— BEGIN Exercise material —
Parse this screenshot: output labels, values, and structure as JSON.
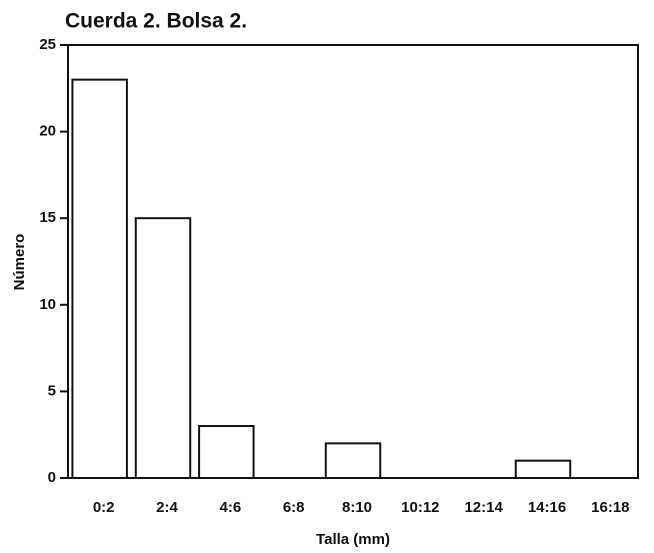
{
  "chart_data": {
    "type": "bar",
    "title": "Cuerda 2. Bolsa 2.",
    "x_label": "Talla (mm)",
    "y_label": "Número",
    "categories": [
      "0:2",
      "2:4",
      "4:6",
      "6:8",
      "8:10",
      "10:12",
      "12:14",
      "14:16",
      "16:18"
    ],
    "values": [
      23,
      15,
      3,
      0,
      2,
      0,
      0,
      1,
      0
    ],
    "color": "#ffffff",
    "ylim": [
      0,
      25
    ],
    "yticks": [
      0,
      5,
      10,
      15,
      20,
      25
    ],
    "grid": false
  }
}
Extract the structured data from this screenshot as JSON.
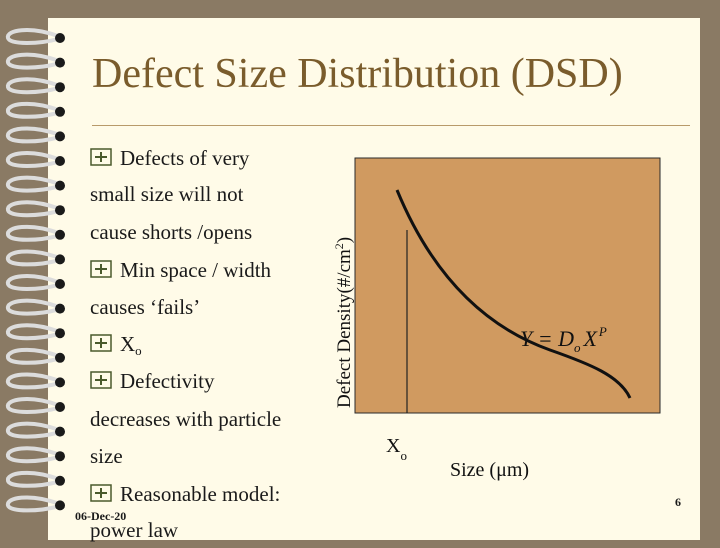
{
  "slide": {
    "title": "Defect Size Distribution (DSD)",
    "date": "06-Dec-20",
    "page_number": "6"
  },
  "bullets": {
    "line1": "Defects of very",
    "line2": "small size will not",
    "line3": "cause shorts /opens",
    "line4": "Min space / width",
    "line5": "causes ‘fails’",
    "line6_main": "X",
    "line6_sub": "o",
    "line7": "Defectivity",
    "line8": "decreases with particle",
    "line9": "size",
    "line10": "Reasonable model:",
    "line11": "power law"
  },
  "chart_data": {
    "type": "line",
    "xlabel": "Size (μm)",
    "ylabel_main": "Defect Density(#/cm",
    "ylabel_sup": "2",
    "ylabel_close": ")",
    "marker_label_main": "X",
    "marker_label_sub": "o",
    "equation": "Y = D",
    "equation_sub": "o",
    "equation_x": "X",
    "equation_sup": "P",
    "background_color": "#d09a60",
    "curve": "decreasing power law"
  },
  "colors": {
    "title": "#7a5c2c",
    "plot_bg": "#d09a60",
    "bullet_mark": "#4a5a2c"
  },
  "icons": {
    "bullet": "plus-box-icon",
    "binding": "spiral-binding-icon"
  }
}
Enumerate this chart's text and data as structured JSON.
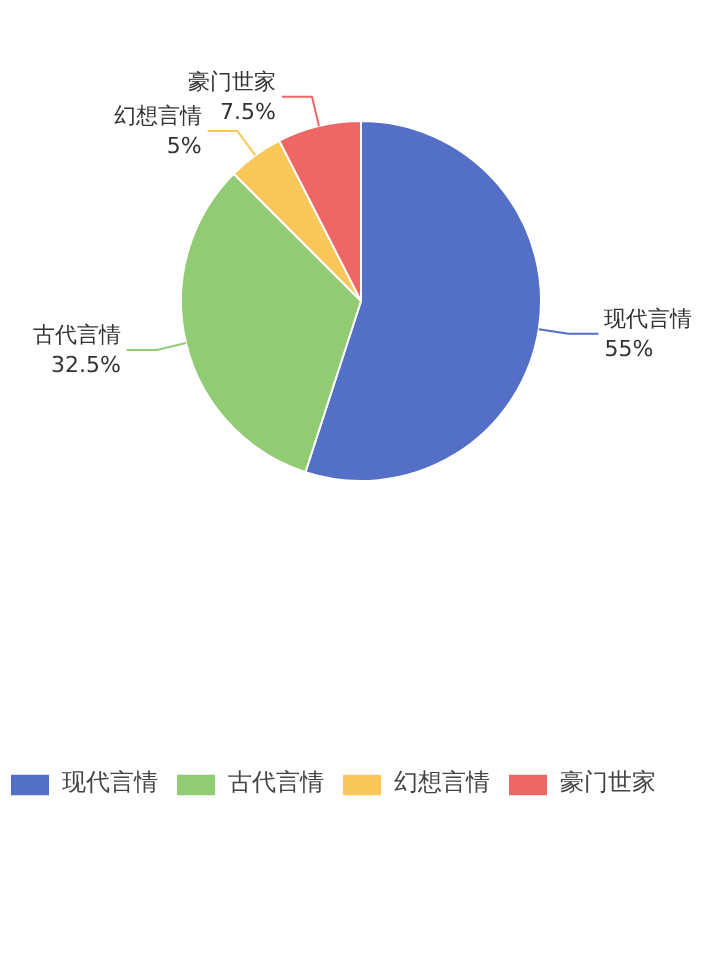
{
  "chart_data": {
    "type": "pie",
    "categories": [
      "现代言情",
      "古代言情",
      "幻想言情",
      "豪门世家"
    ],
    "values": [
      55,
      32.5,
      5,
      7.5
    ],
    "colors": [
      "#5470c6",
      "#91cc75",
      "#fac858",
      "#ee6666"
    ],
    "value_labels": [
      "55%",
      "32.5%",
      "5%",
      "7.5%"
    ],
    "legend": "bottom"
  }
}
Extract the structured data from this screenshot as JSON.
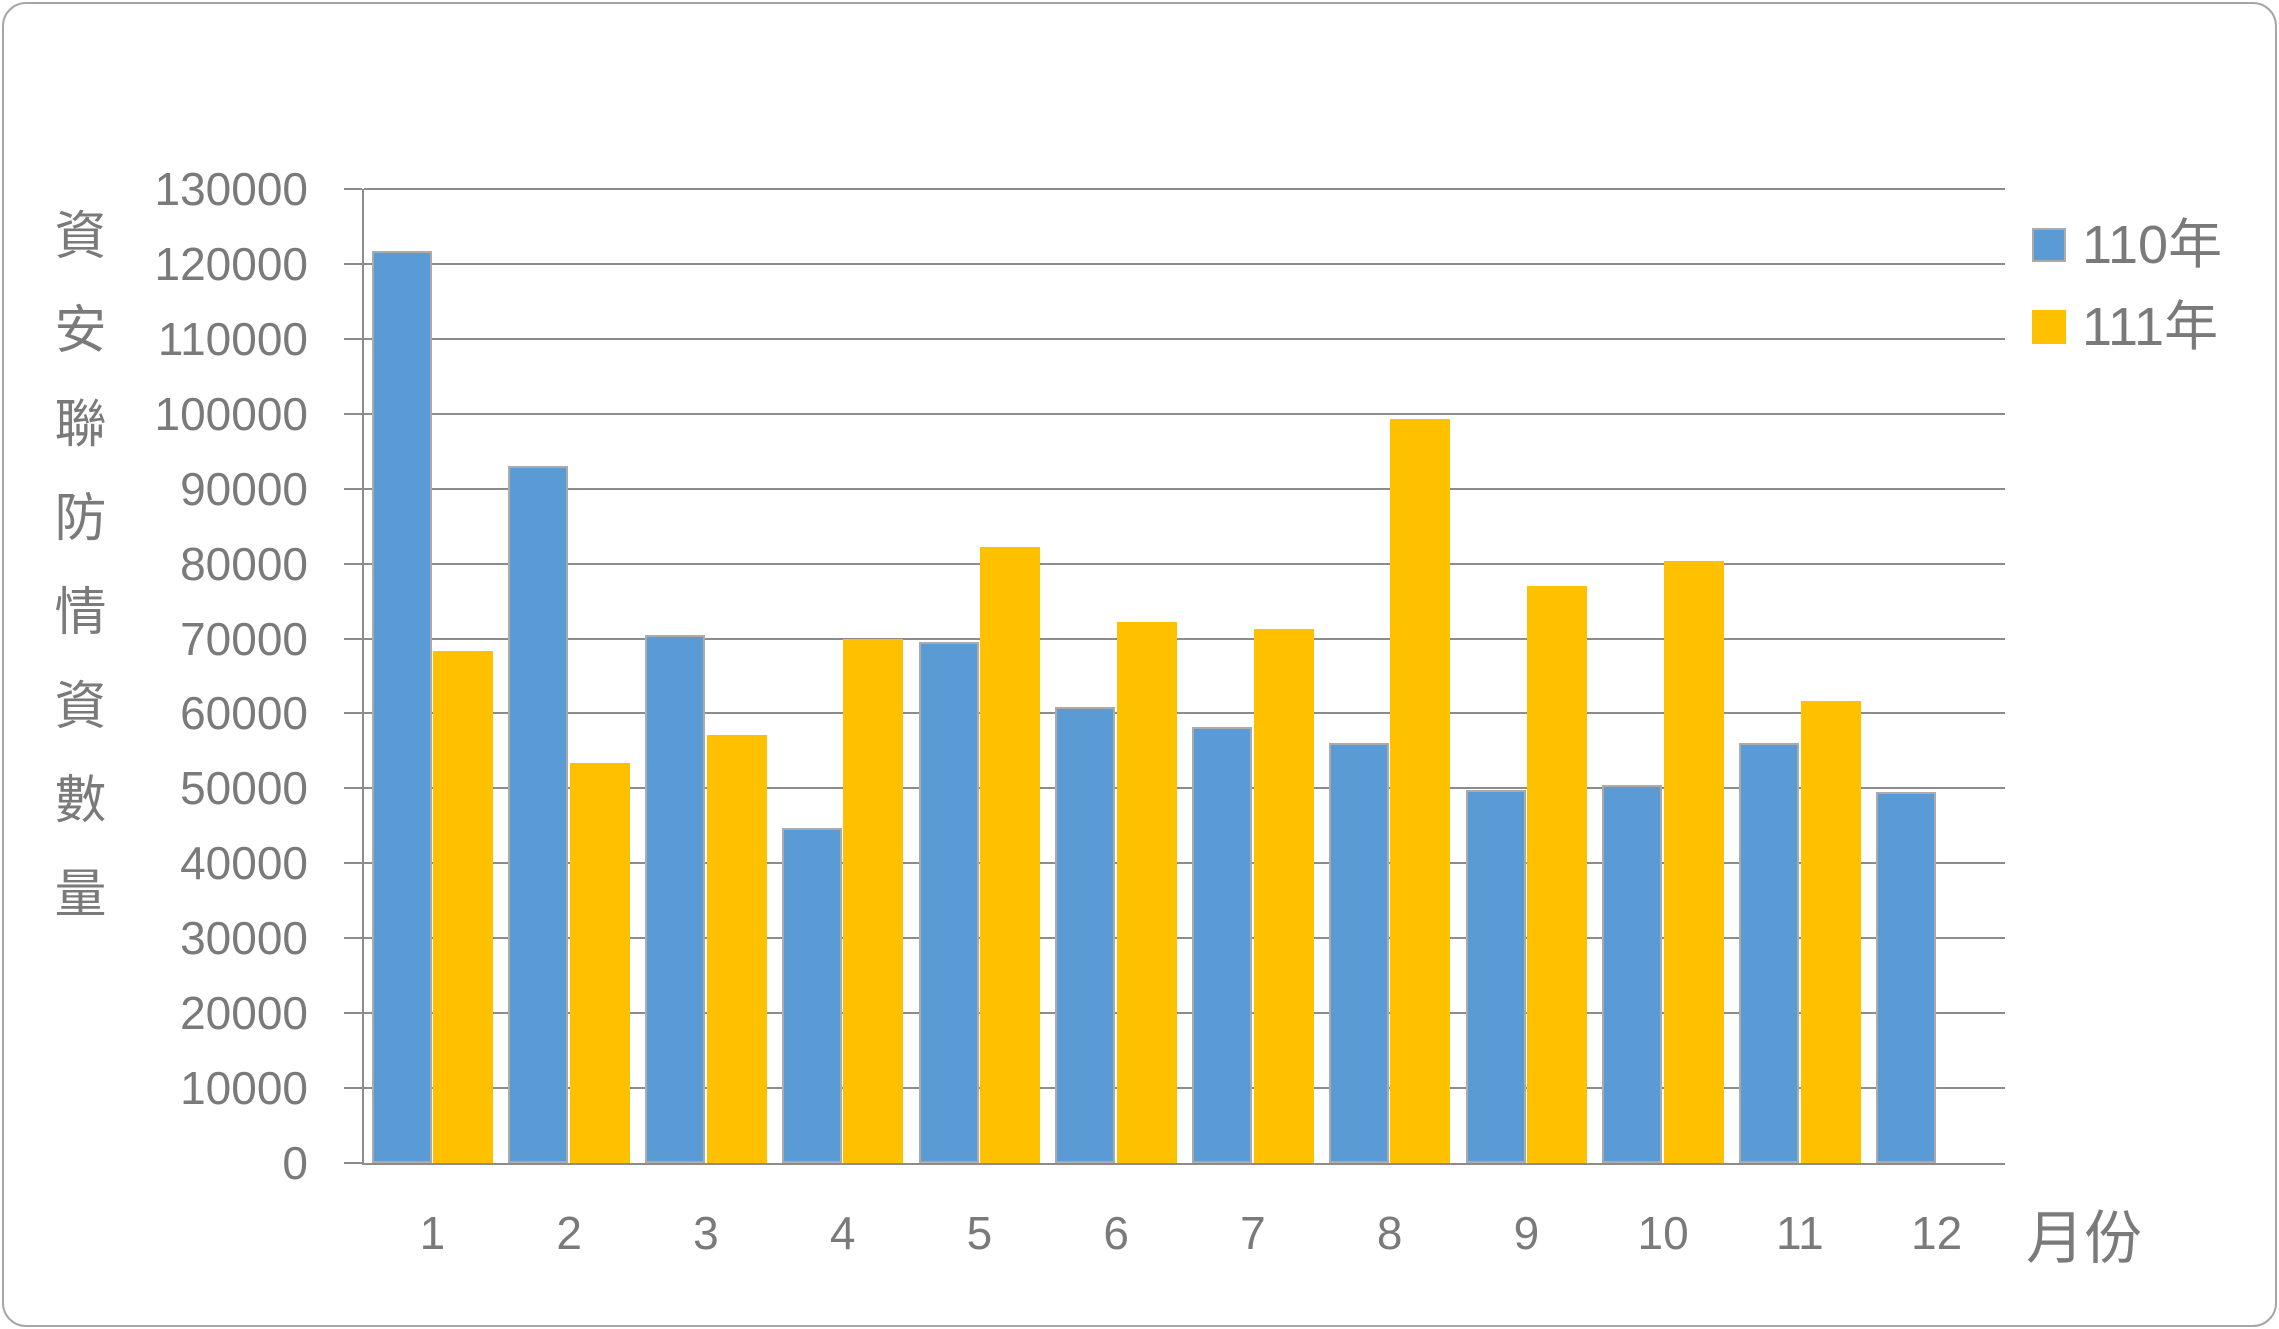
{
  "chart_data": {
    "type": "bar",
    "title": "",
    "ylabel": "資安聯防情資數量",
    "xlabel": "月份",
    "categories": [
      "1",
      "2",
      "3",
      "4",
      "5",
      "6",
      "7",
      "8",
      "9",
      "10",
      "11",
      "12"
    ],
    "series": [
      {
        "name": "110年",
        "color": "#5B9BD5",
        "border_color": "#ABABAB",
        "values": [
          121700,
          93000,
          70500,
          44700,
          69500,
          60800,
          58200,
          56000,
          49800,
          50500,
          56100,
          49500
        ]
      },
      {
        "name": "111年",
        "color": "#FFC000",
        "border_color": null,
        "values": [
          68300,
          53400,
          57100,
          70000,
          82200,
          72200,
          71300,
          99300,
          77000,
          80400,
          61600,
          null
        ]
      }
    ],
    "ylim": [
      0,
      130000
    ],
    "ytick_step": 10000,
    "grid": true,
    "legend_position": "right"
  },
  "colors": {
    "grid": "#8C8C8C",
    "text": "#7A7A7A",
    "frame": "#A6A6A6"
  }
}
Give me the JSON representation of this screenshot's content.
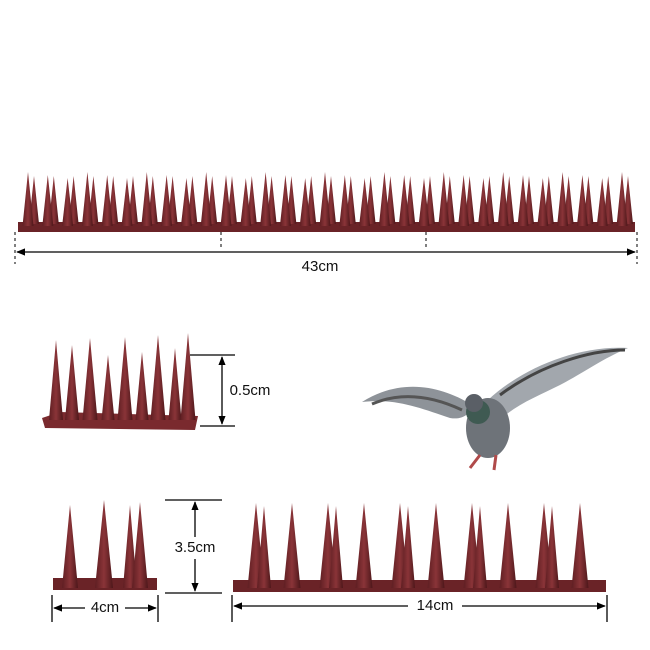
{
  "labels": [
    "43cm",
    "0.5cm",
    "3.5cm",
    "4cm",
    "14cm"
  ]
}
— END Exercise material —
• _Exercise task_
Transcribe the material exactly, keeping every word and none of the pictures.

• _Result of this task_
Parse this screenshot: output labels, values, and structure as JSON.
{
  "chart_data": {
    "type": "bar",
    "title": "Cuerda 2. Bolsa 2.",
    "x_label": "Talla (mm)",
    "y_label": "Número",
    "categories": [
      "0:2",
      "2:4",
      "4:6",
      "6:8",
      "8:10",
      "10:12",
      "12:14",
      "14:16",
      "16:18"
    ],
    "values": [
      23,
      15,
      3,
      0,
      2,
      0,
      0,
      1,
      0
    ],
    "color": "#ffffff",
    "ylim": [
      0,
      25
    ],
    "yticks": [
      0,
      5,
      10,
      15,
      20,
      25
    ],
    "grid": false
  }
}
Extract the structured data from this screenshot as JSON.
{
  "slide": {
    "title": "Defect Size Distribution (DSD)",
    "date": "06-Dec-20",
    "page_number": "6"
  },
  "bullets": {
    "line1": "Defects of very",
    "line2": "small size will not",
    "line3": "cause shorts /opens",
    "line4": "Min space / width",
    "line5": "causes ‘fails’",
    "line6_main": "X",
    "line6_sub": "o",
    "line7": "Defectivity",
    "line8": "decreases with particle",
    "line9": "size",
    "line10": "Reasonable model:",
    "line11": "power law"
  },
  "chart_data": {
    "type": "line",
    "xlabel": "Size (μm)",
    "ylabel_main": "Defect Density(#/cm",
    "ylabel_sup": "2",
    "ylabel_close": ")",
    "marker_label_main": "X",
    "marker_label_sub": "o",
    "equation": "Y = D",
    "equation_sub": "o",
    "equation_x": "X",
    "equation_sup": "P",
    "background_color": "#d09a60",
    "curve": "decreasing power law"
  },
  "colors": {
    "title": "#7a5c2c",
    "plot_bg": "#d09a60",
    "bullet_mark": "#4a5a2c"
  },
  "icons": {
    "bullet": "plus-box-icon",
    "binding": "spiral-binding-icon"
  }
}
Enumerate this chart's text and data as structured JSON.
{
  "chart_data": {
    "type": "pie",
    "categories": [
      "现代言情",
      "古代言情",
      "幻想言情",
      "豪门世家"
    ],
    "values": [
      55,
      32.5,
      5,
      7.5
    ],
    "colors": [
      "#5470c6",
      "#91cc75",
      "#fac858",
      "#ee6666"
    ],
    "value_labels": [
      "55%",
      "32.5%",
      "5%",
      "7.5%"
    ],
    "legend": "bottom"
  }
}
Extract the structured data from this screenshot as JSON.
{
  "chart_data": {
    "type": "bar",
    "title": "",
    "ylabel": "資安聯防情資數量",
    "xlabel": "月份",
    "categories": [
      "1",
      "2",
      "3",
      "4",
      "5",
      "6",
      "7",
      "8",
      "9",
      "10",
      "11",
      "12"
    ],
    "series": [
      {
        "name": "110年",
        "color": "#5B9BD5",
        "border_color": "#ABABAB",
        "values": [
          121700,
          93000,
          70500,
          44700,
          69500,
          60800,
          58200,
          56000,
          49800,
          50500,
          56100,
          49500
        ]
      },
      {
        "name": "111年",
        "color": "#FFC000",
        "border_color": null,
        "values": [
          68300,
          53400,
          57100,
          70000,
          82200,
          72200,
          71300,
          99300,
          77000,
          80400,
          61600,
          null
        ]
      }
    ],
    "ylim": [
      0,
      130000
    ],
    "ytick_step": 10000,
    "grid": true,
    "legend_position": "right"
  },
  "colors": {
    "grid": "#8C8C8C",
    "text": "#7A7A7A",
    "frame": "#A6A6A6"
  }
}
Give me the JSON representation of this screenshot's content.
{
  "labels": [
    "43cm",
    "0.5cm",
    "3.5cm",
    "4cm",
    "14cm"
  ]
}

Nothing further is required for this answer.